Problem: Copy the lines holding the word "each", all of them.

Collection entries
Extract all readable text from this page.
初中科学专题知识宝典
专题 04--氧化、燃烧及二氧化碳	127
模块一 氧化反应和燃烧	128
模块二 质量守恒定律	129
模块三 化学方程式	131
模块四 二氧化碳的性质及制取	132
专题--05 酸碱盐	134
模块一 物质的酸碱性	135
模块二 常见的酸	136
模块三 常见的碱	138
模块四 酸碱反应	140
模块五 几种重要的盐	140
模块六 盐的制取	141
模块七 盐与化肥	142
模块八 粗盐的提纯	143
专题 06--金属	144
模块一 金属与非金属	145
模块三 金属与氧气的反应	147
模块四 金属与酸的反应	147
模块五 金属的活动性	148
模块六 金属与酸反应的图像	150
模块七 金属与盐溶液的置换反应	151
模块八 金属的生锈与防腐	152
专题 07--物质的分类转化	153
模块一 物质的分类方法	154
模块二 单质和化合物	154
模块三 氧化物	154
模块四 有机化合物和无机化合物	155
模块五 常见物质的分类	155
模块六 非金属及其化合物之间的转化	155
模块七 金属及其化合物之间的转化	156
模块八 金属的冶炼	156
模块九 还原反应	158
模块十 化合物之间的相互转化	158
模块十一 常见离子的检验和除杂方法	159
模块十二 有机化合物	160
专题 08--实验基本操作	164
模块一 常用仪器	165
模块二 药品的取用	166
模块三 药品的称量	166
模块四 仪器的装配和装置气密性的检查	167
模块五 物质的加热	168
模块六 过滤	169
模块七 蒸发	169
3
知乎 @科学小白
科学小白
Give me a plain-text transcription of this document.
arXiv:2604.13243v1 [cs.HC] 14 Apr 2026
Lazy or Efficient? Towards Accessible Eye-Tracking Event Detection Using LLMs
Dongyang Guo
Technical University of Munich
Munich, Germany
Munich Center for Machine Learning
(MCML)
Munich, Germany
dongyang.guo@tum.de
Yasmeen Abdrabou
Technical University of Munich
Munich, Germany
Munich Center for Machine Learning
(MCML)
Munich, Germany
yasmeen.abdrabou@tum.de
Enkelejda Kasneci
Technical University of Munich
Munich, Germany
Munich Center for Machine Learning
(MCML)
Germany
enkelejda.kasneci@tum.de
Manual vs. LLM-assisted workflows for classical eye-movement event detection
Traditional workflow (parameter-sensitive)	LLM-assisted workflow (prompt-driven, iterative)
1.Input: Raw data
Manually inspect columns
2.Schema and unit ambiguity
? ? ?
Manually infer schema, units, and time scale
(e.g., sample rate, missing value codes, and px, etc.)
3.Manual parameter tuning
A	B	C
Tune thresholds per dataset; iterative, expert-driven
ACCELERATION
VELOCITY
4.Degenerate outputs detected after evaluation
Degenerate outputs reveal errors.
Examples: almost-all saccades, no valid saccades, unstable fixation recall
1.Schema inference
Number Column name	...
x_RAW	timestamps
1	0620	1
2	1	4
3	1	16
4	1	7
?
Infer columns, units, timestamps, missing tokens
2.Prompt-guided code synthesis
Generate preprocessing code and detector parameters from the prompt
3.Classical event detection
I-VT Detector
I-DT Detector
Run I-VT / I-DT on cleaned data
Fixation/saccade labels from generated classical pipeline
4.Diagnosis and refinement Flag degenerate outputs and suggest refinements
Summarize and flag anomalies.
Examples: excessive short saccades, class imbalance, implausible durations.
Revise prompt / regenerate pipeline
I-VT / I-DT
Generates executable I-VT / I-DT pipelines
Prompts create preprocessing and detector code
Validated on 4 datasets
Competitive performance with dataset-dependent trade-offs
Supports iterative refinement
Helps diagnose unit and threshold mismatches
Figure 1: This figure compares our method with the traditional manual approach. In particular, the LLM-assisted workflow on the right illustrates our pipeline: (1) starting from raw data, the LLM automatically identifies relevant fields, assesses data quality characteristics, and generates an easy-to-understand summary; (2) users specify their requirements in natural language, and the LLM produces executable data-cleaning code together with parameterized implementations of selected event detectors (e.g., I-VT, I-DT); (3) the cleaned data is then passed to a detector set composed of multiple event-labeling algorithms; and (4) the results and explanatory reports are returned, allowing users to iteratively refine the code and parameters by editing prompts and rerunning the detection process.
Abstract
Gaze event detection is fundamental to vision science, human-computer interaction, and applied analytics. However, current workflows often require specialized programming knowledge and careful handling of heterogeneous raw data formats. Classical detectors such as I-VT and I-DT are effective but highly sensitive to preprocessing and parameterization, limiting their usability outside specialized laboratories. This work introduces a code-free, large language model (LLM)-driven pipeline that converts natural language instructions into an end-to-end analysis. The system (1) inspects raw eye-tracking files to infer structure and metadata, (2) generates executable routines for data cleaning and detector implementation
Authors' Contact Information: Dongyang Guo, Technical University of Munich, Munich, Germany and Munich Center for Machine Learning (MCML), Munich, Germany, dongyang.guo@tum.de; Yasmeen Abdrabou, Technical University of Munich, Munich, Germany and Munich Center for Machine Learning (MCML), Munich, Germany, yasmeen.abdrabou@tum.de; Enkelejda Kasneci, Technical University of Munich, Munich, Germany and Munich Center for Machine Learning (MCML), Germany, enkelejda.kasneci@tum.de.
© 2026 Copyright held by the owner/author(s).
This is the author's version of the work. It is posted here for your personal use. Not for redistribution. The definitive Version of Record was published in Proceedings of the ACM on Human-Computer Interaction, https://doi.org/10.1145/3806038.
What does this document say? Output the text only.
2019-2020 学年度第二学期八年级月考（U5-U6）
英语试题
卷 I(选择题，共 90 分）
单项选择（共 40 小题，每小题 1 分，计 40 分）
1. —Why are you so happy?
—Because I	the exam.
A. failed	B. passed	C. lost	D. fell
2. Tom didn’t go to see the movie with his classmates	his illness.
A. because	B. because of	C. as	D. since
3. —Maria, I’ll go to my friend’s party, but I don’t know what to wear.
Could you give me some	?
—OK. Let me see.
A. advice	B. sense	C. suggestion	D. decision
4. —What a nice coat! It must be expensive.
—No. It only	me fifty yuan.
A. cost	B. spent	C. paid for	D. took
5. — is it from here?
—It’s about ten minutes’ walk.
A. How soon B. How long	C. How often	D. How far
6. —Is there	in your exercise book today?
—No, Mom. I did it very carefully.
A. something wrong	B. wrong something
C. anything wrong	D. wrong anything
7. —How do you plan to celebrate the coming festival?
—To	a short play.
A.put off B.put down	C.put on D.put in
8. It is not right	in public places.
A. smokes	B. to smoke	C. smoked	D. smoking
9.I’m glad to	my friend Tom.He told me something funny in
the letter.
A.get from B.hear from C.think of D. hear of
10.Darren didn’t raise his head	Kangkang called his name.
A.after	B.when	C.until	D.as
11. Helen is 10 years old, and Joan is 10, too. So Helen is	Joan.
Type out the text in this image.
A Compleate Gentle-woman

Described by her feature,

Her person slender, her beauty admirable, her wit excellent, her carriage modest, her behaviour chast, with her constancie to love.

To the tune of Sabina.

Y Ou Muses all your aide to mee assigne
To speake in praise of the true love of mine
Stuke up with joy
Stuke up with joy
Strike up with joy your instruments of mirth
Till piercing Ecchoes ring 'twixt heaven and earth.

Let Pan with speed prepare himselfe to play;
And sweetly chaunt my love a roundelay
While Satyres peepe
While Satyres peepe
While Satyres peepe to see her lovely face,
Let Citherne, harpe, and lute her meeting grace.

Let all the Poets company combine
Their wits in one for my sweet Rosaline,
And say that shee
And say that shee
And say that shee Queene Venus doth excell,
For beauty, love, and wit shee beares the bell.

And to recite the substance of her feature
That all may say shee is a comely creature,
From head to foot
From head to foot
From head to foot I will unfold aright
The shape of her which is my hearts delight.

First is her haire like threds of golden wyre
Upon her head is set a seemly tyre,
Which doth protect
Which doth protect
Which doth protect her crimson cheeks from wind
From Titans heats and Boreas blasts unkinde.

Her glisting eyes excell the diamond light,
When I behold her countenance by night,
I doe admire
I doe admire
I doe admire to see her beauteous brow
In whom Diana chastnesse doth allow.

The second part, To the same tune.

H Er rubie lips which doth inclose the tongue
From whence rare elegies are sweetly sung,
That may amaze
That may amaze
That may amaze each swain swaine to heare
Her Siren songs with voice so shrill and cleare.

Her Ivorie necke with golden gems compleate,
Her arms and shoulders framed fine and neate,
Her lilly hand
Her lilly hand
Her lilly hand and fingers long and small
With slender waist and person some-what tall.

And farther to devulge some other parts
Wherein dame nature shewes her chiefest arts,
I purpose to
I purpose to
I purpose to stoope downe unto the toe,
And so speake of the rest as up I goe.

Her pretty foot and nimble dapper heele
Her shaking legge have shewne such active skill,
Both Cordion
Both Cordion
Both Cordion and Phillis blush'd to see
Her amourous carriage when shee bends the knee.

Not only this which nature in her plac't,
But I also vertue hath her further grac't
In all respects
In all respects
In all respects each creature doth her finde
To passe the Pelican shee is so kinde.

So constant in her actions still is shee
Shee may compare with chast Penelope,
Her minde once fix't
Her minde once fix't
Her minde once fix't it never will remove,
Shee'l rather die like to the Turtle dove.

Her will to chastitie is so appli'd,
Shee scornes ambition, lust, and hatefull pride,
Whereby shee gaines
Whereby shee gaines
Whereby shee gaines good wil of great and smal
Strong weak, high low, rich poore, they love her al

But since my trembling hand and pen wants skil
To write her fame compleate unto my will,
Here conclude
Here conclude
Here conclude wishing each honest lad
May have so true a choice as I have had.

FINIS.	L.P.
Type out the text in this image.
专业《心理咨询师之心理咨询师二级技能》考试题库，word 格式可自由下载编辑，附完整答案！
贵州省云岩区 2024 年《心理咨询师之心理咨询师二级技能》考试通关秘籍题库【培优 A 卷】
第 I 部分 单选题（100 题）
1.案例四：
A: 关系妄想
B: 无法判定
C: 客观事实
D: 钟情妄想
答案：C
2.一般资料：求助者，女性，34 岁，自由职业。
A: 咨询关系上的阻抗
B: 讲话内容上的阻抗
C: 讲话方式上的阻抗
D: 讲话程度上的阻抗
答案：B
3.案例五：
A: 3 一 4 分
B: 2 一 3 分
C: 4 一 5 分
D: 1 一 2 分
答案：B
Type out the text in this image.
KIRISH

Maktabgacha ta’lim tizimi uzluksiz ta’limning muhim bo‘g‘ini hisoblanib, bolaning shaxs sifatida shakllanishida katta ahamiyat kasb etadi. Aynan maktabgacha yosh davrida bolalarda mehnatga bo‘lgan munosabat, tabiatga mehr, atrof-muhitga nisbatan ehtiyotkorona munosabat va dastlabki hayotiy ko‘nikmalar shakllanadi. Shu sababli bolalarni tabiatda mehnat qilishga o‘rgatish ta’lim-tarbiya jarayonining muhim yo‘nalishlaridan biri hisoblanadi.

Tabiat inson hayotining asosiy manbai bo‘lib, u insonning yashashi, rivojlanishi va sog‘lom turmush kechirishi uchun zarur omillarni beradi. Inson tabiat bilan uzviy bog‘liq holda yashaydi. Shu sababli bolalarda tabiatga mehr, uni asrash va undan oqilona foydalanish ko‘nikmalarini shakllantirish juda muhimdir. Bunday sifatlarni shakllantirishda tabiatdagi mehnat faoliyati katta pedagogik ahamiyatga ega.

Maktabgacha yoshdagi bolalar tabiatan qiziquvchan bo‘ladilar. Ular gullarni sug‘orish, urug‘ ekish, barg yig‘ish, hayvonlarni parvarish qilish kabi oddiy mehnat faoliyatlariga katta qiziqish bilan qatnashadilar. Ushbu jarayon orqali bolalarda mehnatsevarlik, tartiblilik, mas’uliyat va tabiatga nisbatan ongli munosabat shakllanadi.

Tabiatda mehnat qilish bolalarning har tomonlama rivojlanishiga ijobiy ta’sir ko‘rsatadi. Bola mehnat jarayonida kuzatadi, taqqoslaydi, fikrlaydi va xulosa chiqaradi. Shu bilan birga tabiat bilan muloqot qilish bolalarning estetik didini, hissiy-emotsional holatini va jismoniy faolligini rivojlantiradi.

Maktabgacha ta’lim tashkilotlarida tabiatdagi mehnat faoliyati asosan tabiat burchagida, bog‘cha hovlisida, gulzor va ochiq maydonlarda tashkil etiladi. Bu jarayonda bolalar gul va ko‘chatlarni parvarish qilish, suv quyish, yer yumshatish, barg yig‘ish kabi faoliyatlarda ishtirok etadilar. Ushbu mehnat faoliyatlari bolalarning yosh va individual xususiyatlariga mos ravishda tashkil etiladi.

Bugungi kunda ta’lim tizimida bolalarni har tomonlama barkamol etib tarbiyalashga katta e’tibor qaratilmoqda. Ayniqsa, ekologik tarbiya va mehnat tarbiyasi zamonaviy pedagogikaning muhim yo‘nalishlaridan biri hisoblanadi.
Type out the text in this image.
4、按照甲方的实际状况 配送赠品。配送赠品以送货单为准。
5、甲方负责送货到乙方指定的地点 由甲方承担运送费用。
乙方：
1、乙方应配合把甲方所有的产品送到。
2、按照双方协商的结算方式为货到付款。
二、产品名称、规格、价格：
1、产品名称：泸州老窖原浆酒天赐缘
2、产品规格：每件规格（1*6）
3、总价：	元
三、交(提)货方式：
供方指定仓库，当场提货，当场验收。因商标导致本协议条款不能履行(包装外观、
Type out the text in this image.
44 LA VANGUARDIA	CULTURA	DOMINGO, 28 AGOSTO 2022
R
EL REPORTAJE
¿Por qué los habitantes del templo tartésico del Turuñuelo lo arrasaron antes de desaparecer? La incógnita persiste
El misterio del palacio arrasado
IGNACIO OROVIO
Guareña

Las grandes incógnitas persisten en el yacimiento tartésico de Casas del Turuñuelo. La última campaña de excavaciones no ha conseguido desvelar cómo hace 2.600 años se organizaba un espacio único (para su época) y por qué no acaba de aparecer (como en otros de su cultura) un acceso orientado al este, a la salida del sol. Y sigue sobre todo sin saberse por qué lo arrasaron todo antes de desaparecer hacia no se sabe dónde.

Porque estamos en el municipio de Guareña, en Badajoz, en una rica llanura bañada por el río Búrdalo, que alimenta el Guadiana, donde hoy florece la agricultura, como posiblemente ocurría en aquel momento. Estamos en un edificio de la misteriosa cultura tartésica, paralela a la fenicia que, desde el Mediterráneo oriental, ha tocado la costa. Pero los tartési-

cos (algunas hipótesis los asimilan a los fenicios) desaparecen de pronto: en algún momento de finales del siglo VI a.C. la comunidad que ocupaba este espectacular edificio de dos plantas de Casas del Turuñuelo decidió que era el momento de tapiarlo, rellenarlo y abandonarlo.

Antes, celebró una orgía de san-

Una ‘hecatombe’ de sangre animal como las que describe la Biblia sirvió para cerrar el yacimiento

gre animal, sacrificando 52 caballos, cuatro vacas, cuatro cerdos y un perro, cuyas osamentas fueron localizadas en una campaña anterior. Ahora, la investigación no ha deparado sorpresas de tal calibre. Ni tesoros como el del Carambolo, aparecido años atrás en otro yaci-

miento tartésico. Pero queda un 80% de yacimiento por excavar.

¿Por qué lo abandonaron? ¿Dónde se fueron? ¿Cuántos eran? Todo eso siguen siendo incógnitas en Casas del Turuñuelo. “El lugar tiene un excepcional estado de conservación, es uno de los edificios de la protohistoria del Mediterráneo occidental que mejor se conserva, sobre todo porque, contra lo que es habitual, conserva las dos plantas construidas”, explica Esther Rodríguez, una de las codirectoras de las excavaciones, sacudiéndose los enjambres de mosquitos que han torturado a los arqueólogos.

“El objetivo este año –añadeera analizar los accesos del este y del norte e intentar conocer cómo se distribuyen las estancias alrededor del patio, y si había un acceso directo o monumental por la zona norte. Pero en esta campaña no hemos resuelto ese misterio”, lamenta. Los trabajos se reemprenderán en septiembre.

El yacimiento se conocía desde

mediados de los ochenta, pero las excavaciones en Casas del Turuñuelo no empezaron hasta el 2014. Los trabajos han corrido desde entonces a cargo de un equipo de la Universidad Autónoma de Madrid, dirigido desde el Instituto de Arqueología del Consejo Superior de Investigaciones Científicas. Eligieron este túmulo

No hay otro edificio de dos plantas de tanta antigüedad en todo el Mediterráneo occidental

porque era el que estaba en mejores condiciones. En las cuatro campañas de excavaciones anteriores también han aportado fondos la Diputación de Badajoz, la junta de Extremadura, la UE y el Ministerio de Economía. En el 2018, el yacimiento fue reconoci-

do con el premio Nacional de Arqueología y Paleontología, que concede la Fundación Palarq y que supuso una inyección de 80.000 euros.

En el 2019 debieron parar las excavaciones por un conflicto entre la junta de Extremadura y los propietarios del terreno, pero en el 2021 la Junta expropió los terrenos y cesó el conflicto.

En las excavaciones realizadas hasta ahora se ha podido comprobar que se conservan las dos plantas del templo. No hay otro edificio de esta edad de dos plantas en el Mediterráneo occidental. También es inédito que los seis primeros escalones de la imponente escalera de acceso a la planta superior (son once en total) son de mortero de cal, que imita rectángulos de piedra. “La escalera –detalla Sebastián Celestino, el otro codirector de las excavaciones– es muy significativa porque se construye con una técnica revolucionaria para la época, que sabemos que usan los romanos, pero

Task output:
That may amaze each swain swaine to heare
In all respects each creature doth her finde
Here conclude wishing each honest lad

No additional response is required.